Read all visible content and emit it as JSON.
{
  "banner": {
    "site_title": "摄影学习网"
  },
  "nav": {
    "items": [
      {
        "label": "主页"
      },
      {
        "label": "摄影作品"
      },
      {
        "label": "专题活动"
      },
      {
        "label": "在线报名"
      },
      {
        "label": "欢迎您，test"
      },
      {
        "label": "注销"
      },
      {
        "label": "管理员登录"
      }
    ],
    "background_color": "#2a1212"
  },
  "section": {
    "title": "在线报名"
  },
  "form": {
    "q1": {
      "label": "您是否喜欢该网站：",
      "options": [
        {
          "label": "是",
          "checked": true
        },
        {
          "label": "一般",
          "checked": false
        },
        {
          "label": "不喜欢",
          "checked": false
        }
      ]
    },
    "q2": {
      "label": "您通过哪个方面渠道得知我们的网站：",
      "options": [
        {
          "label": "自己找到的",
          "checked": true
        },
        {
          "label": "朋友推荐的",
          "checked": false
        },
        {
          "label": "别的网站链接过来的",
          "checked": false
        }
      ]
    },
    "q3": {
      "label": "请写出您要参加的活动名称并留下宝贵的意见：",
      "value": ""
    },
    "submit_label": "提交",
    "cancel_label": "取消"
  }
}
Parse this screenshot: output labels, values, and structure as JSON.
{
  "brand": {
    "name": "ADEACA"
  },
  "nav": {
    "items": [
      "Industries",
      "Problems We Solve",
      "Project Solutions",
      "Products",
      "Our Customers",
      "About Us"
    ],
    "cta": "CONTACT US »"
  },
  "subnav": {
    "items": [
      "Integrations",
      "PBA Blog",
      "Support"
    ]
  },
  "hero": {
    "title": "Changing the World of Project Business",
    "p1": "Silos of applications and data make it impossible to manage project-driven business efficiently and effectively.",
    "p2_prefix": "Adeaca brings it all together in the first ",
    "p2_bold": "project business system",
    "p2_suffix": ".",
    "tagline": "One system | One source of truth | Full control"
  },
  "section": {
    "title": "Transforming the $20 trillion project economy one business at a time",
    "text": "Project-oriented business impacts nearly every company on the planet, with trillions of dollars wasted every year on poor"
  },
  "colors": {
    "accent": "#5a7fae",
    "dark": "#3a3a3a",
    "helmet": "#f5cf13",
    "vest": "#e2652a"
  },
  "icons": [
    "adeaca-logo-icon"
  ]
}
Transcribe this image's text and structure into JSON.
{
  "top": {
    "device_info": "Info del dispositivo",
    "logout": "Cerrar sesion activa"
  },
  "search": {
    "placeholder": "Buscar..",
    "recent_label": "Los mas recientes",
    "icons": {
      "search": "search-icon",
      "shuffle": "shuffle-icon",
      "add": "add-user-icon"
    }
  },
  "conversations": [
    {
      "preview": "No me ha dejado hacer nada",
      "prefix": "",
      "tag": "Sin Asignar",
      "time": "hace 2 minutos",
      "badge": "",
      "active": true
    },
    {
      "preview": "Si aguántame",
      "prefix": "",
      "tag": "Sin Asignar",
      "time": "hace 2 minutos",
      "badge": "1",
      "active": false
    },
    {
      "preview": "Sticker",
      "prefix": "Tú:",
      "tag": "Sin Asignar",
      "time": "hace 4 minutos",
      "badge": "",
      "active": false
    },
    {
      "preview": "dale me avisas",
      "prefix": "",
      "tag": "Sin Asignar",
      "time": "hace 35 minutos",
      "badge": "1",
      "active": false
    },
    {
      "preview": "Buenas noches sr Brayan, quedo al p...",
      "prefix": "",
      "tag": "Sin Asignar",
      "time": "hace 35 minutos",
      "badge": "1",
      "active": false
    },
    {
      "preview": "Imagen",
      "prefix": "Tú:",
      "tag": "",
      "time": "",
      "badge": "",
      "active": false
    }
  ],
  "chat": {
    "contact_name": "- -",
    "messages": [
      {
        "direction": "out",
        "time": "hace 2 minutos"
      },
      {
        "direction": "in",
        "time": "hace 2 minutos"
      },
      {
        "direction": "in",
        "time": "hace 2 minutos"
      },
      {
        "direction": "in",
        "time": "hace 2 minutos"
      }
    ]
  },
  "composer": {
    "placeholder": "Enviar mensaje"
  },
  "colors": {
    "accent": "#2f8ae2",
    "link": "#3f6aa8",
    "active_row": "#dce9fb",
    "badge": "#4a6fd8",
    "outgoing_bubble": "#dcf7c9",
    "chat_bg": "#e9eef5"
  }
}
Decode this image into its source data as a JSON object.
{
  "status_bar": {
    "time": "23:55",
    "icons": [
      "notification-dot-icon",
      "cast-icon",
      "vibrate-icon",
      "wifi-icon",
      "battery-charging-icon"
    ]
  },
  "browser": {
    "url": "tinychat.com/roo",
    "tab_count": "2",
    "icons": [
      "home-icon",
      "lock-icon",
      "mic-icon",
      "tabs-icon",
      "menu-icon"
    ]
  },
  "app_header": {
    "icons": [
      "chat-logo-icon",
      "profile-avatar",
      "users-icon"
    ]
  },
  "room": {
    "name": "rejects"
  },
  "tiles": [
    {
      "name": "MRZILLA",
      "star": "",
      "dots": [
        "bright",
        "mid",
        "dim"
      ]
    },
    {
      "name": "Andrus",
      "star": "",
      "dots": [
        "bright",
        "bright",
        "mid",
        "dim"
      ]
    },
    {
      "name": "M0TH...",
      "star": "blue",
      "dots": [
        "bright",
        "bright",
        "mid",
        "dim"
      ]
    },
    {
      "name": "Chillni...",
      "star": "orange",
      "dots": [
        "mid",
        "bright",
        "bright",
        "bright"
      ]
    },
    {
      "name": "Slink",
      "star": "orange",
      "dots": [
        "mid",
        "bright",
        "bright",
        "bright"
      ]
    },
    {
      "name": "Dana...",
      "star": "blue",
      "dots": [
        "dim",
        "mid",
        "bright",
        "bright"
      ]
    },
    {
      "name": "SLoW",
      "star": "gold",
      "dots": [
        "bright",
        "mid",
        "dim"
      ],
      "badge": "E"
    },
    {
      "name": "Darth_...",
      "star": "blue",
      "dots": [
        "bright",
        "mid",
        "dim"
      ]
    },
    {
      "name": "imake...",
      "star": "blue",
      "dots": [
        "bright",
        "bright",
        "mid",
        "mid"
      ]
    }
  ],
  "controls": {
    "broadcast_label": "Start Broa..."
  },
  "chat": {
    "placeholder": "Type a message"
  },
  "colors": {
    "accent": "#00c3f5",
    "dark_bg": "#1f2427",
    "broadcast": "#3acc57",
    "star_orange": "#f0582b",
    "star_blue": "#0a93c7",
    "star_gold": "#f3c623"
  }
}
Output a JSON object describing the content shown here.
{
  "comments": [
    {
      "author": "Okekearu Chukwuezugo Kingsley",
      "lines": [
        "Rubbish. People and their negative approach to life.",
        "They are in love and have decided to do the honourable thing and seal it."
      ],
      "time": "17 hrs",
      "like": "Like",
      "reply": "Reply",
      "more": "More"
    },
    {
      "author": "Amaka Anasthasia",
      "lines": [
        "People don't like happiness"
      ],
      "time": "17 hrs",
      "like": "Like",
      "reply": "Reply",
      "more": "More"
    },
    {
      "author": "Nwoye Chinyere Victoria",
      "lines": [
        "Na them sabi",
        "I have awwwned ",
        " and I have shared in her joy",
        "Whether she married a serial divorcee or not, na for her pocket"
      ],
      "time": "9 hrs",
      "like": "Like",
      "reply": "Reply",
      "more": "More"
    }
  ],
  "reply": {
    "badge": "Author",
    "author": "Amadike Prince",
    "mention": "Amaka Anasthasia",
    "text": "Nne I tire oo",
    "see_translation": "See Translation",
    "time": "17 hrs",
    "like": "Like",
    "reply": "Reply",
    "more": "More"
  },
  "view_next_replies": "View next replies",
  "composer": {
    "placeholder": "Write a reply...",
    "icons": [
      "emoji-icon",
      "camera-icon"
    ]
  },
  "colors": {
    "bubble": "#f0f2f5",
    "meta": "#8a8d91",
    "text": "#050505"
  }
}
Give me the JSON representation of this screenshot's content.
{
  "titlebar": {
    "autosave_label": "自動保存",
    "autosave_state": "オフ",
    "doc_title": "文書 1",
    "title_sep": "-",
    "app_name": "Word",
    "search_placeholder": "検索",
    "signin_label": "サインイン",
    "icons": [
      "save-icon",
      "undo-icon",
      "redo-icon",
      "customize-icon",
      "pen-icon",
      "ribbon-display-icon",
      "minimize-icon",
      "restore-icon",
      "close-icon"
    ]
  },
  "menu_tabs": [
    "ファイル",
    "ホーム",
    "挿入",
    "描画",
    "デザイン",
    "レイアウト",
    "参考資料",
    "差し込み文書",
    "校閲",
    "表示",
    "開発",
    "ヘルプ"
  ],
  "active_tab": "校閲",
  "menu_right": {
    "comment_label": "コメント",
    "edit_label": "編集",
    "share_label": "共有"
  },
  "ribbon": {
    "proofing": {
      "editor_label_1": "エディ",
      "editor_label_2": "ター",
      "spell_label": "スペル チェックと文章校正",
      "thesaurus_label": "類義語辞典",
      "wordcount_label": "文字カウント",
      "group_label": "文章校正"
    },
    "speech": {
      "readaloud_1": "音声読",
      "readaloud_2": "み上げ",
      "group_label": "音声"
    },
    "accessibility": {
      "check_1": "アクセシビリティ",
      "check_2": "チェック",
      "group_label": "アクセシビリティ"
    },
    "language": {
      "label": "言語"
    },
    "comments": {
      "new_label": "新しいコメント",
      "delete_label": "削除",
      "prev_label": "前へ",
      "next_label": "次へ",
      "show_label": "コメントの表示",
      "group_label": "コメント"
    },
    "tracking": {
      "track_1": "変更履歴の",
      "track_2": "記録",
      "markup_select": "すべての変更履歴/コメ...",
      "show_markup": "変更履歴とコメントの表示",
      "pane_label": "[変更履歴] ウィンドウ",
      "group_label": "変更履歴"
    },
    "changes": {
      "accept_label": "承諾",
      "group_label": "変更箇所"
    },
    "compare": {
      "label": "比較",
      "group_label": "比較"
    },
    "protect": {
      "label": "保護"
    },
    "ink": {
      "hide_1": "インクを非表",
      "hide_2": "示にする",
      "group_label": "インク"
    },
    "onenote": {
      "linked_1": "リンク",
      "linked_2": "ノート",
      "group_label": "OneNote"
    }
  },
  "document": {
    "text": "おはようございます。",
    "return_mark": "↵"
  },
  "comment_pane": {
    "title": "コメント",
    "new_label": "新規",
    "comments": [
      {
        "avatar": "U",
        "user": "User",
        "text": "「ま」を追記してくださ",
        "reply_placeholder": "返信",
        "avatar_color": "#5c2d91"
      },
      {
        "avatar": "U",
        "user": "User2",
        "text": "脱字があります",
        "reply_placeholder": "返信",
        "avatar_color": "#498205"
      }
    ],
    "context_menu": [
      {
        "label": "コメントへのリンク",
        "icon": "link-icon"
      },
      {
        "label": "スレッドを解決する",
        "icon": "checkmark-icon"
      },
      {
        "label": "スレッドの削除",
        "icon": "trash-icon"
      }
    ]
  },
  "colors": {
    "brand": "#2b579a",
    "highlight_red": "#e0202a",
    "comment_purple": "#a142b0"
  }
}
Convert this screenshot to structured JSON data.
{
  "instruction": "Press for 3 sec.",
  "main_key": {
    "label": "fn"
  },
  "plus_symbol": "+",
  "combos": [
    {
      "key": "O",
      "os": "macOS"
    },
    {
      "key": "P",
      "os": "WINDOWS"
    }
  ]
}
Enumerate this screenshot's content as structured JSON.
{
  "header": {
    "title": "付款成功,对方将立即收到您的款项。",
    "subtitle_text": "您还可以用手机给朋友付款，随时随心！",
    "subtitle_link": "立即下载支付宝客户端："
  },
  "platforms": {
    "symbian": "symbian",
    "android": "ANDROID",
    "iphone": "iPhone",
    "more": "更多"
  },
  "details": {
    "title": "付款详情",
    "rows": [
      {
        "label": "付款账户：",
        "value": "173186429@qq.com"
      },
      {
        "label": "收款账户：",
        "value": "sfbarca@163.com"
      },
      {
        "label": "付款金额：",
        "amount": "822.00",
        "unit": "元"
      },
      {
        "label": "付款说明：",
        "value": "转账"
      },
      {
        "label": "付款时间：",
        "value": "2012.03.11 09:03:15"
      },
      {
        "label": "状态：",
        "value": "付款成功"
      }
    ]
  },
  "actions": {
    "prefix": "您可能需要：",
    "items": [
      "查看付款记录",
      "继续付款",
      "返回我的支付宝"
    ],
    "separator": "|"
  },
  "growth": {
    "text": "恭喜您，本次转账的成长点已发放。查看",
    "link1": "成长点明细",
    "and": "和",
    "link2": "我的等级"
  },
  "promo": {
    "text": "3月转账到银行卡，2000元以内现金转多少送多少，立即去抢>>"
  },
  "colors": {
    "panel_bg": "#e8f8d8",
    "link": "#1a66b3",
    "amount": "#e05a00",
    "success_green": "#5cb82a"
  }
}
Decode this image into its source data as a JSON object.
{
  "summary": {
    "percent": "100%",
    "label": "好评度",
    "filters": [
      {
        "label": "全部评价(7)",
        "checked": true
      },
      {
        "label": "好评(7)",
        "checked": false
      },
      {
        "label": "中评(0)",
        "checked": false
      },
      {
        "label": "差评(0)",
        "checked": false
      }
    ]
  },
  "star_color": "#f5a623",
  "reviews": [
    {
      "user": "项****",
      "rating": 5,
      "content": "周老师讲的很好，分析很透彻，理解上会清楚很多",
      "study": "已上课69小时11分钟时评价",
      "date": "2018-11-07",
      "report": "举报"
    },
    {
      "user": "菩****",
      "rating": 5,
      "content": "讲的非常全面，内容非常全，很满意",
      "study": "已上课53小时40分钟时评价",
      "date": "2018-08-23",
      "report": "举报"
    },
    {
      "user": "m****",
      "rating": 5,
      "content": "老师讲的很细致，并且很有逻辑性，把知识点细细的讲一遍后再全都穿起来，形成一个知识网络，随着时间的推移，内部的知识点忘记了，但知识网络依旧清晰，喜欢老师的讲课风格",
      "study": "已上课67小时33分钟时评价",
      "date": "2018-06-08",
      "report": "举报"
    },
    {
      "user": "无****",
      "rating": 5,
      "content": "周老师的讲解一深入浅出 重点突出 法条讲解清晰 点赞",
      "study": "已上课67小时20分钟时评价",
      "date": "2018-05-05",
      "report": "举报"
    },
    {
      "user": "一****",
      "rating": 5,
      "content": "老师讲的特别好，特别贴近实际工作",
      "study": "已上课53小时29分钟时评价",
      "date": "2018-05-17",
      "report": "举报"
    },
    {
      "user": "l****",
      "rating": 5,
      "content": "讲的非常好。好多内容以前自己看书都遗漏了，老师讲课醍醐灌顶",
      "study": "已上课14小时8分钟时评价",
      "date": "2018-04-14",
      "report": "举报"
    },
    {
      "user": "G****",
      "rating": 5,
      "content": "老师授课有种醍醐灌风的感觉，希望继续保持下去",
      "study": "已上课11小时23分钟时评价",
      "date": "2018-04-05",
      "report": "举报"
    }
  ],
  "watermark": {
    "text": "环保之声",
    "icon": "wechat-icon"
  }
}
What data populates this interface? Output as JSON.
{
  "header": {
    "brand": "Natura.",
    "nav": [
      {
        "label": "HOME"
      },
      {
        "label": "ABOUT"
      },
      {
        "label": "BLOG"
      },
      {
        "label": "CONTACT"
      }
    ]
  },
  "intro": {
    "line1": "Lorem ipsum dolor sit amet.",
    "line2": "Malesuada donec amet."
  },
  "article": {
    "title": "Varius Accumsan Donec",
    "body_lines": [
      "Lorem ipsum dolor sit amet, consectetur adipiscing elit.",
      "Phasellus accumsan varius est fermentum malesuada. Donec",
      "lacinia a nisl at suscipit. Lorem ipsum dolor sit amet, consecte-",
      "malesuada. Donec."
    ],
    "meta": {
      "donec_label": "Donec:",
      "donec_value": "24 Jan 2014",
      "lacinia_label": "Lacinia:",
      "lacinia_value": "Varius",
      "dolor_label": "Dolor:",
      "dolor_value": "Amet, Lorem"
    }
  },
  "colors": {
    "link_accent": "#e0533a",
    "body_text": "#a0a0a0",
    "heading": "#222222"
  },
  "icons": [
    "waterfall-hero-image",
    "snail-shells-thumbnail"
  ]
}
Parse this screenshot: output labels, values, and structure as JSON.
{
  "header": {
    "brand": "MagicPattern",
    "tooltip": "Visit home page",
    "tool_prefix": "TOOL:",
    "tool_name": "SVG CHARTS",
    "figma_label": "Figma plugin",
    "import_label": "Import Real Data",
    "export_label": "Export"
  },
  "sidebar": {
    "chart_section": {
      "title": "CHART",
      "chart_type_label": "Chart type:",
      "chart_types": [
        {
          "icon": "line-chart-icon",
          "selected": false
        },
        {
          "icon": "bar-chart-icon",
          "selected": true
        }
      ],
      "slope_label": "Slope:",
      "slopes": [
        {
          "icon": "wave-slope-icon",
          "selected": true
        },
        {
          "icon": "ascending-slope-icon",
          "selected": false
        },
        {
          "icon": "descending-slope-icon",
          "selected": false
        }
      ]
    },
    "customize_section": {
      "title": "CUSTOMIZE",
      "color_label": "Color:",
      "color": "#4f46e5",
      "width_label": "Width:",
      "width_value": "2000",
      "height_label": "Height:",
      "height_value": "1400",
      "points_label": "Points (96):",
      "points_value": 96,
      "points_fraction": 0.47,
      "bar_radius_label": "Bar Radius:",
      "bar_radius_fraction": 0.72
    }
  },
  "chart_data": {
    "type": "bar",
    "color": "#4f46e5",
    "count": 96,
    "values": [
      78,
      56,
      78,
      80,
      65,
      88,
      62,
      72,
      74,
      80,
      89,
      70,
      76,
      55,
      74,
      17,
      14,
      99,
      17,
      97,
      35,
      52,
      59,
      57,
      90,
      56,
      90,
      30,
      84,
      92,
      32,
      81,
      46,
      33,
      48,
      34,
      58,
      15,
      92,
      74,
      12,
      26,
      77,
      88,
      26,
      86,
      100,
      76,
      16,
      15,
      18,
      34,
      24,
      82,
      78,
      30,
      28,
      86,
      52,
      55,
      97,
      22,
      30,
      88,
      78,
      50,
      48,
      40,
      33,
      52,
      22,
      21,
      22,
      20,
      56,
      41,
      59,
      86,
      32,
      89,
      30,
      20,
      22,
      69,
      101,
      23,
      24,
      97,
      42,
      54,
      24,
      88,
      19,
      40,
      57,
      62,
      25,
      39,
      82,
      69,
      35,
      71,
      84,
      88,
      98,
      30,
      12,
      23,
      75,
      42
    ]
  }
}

+++++

*Aim of the task*: Collect every line from the records above that contains the word "system".

*Result of the task*:
    "p2_bold": "project business system",
    "tagline": "One system | One source of truth | Full control"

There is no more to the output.